▸ **DIRECTIONS FOR THIS TASK**:
Write out the entire listing below exactly, with the pictures left out.

(Excerpt from a dataset)
================================

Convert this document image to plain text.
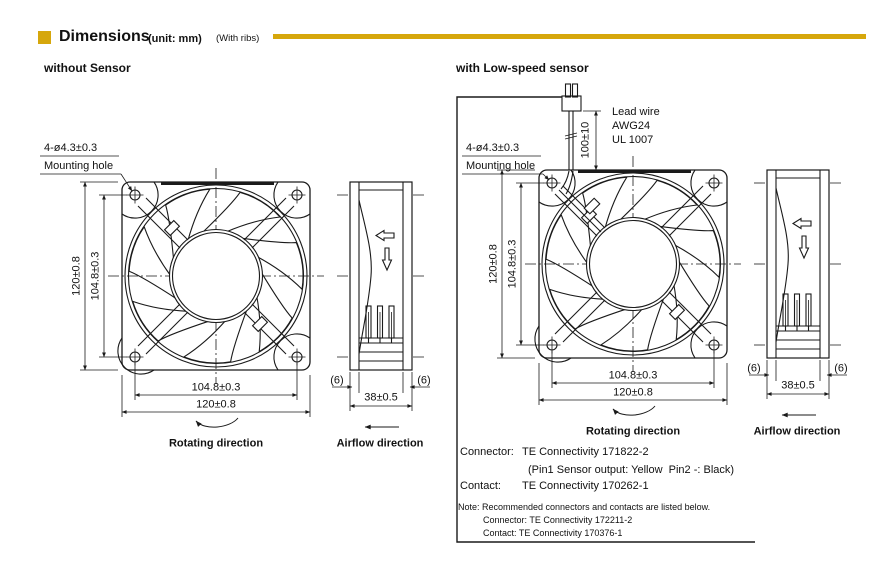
Dimensions
(unit: mm) (With ribs)
without Sensor	with Low-speed sensor
4-ø4.3±0.3
Mounting hole
120±0.8 104.8±0.3
104.8±0.3
120±0.8
Rotating direction
(6)	(6)
38±0.5
Airflow direction
4-ø4.3±0.3
Mounting hole
100±10
Lead wire
AWG24
UL 1007
120±0.8 104.8±0.3
104.8±0.3
120±0.8
Rotating direction
(6)	(6)
38±0.5
Airflow direction
Connector: TE Connectivity 171822-2
(Pin1 Sensor output: Yellow  Pin2 -: Black)
Contact: TE Connectivity 170262-1
Note: Recommended connectors and contacts are listed below.
Connector: TE Connectivity 172211-2
Contact: TE Connectivity 170376-1
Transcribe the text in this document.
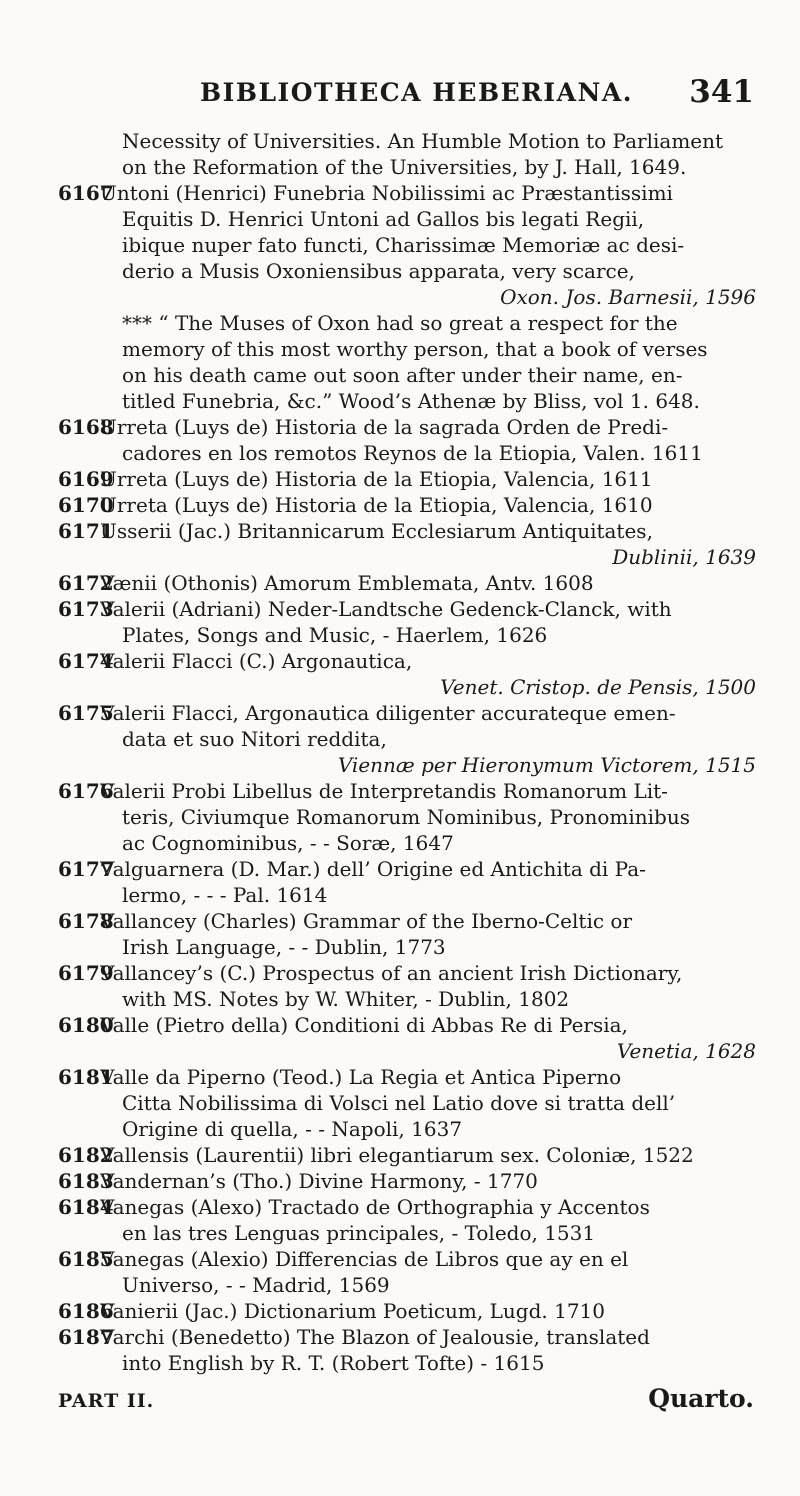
BIBLIOTHECA HEBERIANA. 341
Necessity of Universities. An Humble Motion to Parliament
on the Reformation of the Universities, by J. Hall, 1649.
6167
Untoni (Henrici) Funebria Nobilissimi ac Præstantissimi
Equitis D. Henrici Untoni ad Gallos bis legati Regii,
ibique nuper fato functi, Charissimæ Memoriæ ac desi-
derio a Musis Oxoniensibus apparata, very scarce,
Oxon. Jos. Barnesii, 1596
*** “ The Muses of Oxon had so great a respect for the
memory of this most worthy person, that a book of verses
on his death came out soon after under their name, en-
titled Funebria, &c.” Wood’s Athenæ by Bliss, vol 1. 648.
6168
Urreta (Luys de) Historia de la sagrada Orden de Predi-
cadores en los remotos Reynos de la Etiopia, Valen. 1611
6169
Urreta (Luys de) Historia de la Etiopia, Valencia, 1611
6170
Urreta (Luys de) Historia de la Etiopia, Valencia, 1610
6171
Usserii (Jac.) Britannicarum Ecclesiarum Antiquitates,
Dublinii, 1639
6172
Vænii (Othonis) Amorum Emblemata, Antv. 1608
6173
Valerii (Adriani) Neder-Landtsche Gedenck-Clanck, with
Plates, Songs and Music, - Haerlem, 1626
6174
Valerii Flacci (C.) Argonautica,
Venet. Cristop. de Pensis, 1500
6175
Valerii Flacci, Argonautica diligenter accurateque emen-
data et suo Nitori reddita,
Viennæ per Hieronymum Victorem, 1515
6176
Valerii Probi Libellus de Interpretandis Romanorum Lit-
teris, Civiumque Romanorum Nominibus, Pronominibus
ac Cognominibus, - - Soræ, 1647
6177
Valguarnera (D. Mar.) dell’ Origine ed Antichita di Pa-
lermo, - - - Pal. 1614
6178
Vallancey (Charles) Grammar of the Iberno-Celtic or
Irish Language, - - Dublin, 1773
6179
Vallancey’s (C.) Prospectus of an ancient Irish Dictionary,
with MS. Notes by W. Whiter, - Dublin, 1802
6180
Valle (Pietro della) Conditioni di Abbas Re di Persia,
Venetia, 1628
6181
Valle da Piperno (Teod.) La Regia et Antica Piperno
Citta Nobilissima di Volsci nel Latio dove si tratta dell’
Origine di quella, - - Napoli, 1637
6182
Vallensis (Laurentii) libri elegantiarum sex. Coloniæ, 1522
6183
Vandernan’s (Tho.) Divine Harmony, - 1770
6184
Vanegas (Alexo) Tractado de Orthographia y Accentos
en las tres Lenguas principales, - Toledo, 1531
6185
Vanegas (Alexio) Differencias de Libros que ay en el
Universo, - - Madrid, 1569
6186
Vanierii (Jac.) Dictionarium Poeticum, Lugd. 1710
6187
Varchi (Benedetto) The Blazon of Jealousie, translated
into English by R. T. (Robert Tofte) - 1615
PART II.	Quarto.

================================

▸ **SOLUTION FOR THIS EXERCISE**:
Convert this document image to plain text.
Dimensions
(unit: mm) (With ribs)
without Sensor	with Low-speed sensor
4-ø4.3±0.3
Mounting hole
120±0.8 104.8±0.3
104.8±0.3
120±0.8
Rotating direction
(6)	(6)
38±0.5
Airflow direction
4-ø4.3±0.3
Mounting hole
100±10
Lead wire
AWG24
UL 1007
120±0.8 104.8±0.3
104.8±0.3
120±0.8
Rotating direction
(6)	(6)
38±0.5
Airflow direction
Connector: TE Connectivity 171822-2
(Pin1 Sensor output: Yellow  Pin2 -: Black)
Contact: TE Connectivity 170262-1
Note: Recommended connectors and contacts are listed below.
Connector: TE Connectivity 172211-2
Contact: TE Connectivity 170376-1
Transcribe the text in this document.
BIBLIOTHECA HEBERIANA. 341
Necessity of Universities. An Humble Motion to Parliament
on the Reformation of the Universities, by J. Hall, 1649.
6167
Untoni (Henrici) Funebria Nobilissimi ac Præstantissimi
Equitis D. Henrici Untoni ad Gallos bis legati Regii,
ibique nuper fato functi, Charissimæ Memoriæ ac desi-
derio a Musis Oxoniensibus apparata, very scarce,
Oxon. Jos. Barnesii, 1596
*** “ The Muses of Oxon had so great a respect for the
memory of this most worthy person, that a book of verses
on his death came out soon after under their name, en-
titled Funebria, &c.” Wood’s Athenæ by Bliss, vol 1. 648.
6168
Urreta (Luys de) Historia de la sagrada Orden de Predi-
cadores en los remotos Reynos de la Etiopia, Valen. 1611
6169
Urreta (Luys de) Historia de la Etiopia, Valencia, 1611
6170
Urreta (Luys de) Historia de la Etiopia, Valencia, 1610
6171
Usserii (Jac.) Britannicarum Ecclesiarum Antiquitates,
Dublinii, 1639
6172
Vænii (Othonis) Amorum Emblemata, Antv. 1608
6173
Valerii (Adriani) Neder-Landtsche Gedenck-Clanck, with
Plates, Songs and Music, - Haerlem, 1626
6174
Valerii Flacci (C.) Argonautica,
Venet. Cristop. de Pensis, 1500
6175
Valerii Flacci, Argonautica diligenter accurateque emen-
data et suo Nitori reddita,
Viennæ per Hieronymum Victorem, 1515
6176
Valerii Probi Libellus de Interpretandis Romanorum Lit-
teris, Civiumque Romanorum Nominibus, Pronominibus
ac Cognominibus, - - Soræ, 1647
6177
Valguarnera (D. Mar.) dell’ Origine ed Antichita di Pa-
lermo, - - - Pal. 1614
6178
Vallancey (Charles) Grammar of the Iberno-Celtic or
Irish Language, - - Dublin, 1773
6179
Vallancey’s (C.) Prospectus of an ancient Irish Dictionary,
with MS. Notes by W. Whiter, - Dublin, 1802
6180
Valle (Pietro della) Conditioni di Abbas Re di Persia,
Venetia, 1628
6181
Valle da Piperno (Teod.) La Regia et Antica Piperno
Citta Nobilissima di Volsci nel Latio dove si tratta dell’
Origine di quella, - - Napoli, 1637
6182
Vallensis (Laurentii) libri elegantiarum sex. Coloniæ, 1522
6183
Vandernan’s (Tho.) Divine Harmony, - 1770
6184
Vanegas (Alexo) Tractado de Orthographia y Accentos
en las tres Lenguas principales, - Toledo, 1531
6185
Vanegas (Alexio) Differencias de Libros que ay en el
Universo, - - Madrid, 1569
6186
Vanierii (Jac.) Dictionarium Poeticum, Lugd. 1710
6187
Varchi (Benedetto) The Blazon of Jealousie, translated
into English by R. T. (Robert Tofte) - 1615
PART II.	Quarto.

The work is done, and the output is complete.